For the data below, work out how many lines contain the word "Answer" and supply only that number.

---+---

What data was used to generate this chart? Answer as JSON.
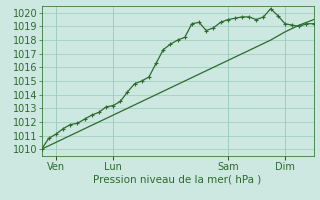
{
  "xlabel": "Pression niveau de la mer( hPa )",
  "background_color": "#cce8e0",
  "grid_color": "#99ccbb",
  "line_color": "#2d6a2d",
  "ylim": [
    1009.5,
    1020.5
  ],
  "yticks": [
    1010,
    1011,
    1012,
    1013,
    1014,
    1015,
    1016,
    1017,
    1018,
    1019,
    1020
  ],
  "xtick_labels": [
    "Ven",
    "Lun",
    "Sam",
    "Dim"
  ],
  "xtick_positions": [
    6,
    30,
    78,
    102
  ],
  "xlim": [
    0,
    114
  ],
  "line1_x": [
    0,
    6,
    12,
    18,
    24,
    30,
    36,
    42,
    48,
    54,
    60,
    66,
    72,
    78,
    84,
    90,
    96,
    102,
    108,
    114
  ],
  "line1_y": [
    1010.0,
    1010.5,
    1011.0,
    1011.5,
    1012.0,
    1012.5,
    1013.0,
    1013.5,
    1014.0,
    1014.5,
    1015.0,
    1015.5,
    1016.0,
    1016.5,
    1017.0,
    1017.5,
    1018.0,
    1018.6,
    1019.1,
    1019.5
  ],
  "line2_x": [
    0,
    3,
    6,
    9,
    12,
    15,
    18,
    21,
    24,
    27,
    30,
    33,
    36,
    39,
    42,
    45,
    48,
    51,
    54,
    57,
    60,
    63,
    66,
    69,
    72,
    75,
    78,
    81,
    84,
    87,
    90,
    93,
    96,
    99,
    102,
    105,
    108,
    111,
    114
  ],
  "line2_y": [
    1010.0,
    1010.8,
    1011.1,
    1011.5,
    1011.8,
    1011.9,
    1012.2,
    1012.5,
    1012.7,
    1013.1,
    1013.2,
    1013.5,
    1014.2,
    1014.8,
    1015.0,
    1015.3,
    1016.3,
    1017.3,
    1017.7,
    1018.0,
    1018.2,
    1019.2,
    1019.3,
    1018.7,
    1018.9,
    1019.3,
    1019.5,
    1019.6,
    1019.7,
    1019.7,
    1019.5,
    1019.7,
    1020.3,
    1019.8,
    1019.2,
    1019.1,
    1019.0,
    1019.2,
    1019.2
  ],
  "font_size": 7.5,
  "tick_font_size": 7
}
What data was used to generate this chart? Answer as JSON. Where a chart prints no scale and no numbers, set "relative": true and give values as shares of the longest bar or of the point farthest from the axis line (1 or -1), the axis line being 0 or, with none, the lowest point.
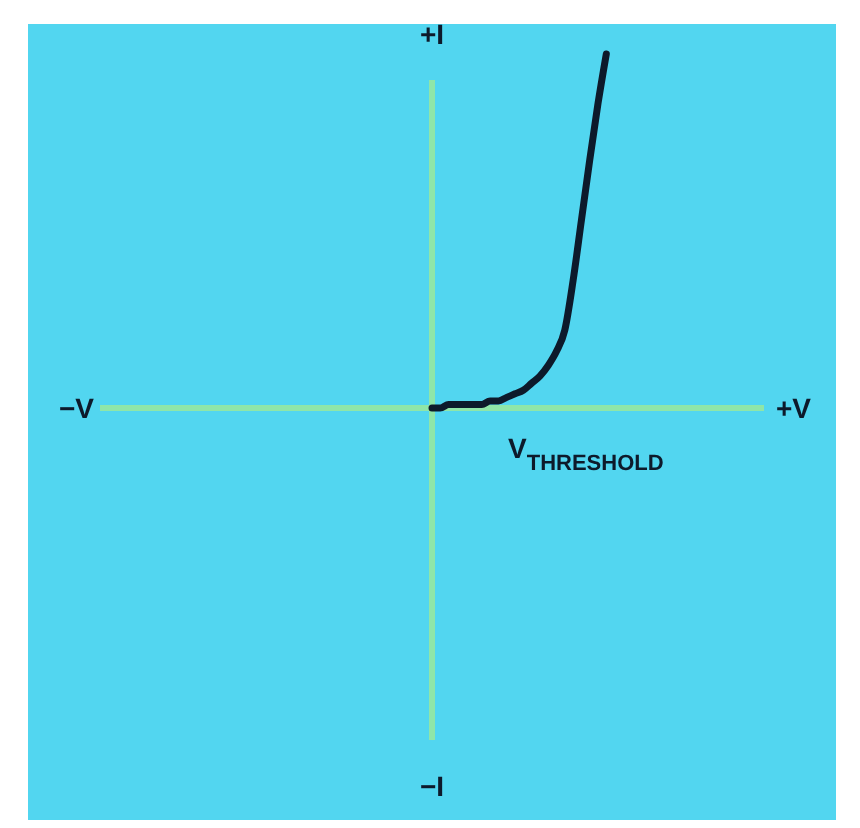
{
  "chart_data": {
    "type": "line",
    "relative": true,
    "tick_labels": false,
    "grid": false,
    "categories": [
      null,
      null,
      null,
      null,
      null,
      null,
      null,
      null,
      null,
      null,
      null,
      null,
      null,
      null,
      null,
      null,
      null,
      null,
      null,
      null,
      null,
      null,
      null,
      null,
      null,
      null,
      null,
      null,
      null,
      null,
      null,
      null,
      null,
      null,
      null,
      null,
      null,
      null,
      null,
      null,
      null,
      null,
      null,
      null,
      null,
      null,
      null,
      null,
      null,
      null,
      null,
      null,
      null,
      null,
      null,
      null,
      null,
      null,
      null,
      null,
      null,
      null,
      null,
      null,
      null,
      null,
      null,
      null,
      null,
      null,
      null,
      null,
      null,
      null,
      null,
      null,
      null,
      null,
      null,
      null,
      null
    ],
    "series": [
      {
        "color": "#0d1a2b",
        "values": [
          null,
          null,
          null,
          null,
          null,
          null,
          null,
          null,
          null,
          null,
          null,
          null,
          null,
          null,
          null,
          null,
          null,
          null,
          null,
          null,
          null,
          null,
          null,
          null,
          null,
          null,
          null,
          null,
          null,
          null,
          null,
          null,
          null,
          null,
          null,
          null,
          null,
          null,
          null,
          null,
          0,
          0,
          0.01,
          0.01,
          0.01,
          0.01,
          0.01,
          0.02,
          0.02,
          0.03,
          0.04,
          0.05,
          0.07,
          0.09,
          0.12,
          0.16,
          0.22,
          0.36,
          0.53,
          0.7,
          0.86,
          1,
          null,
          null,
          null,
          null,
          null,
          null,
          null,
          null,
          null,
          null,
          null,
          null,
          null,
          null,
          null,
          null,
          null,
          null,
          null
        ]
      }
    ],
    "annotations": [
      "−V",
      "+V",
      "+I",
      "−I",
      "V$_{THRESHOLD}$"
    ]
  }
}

---+---

= IN RESPONSE =
2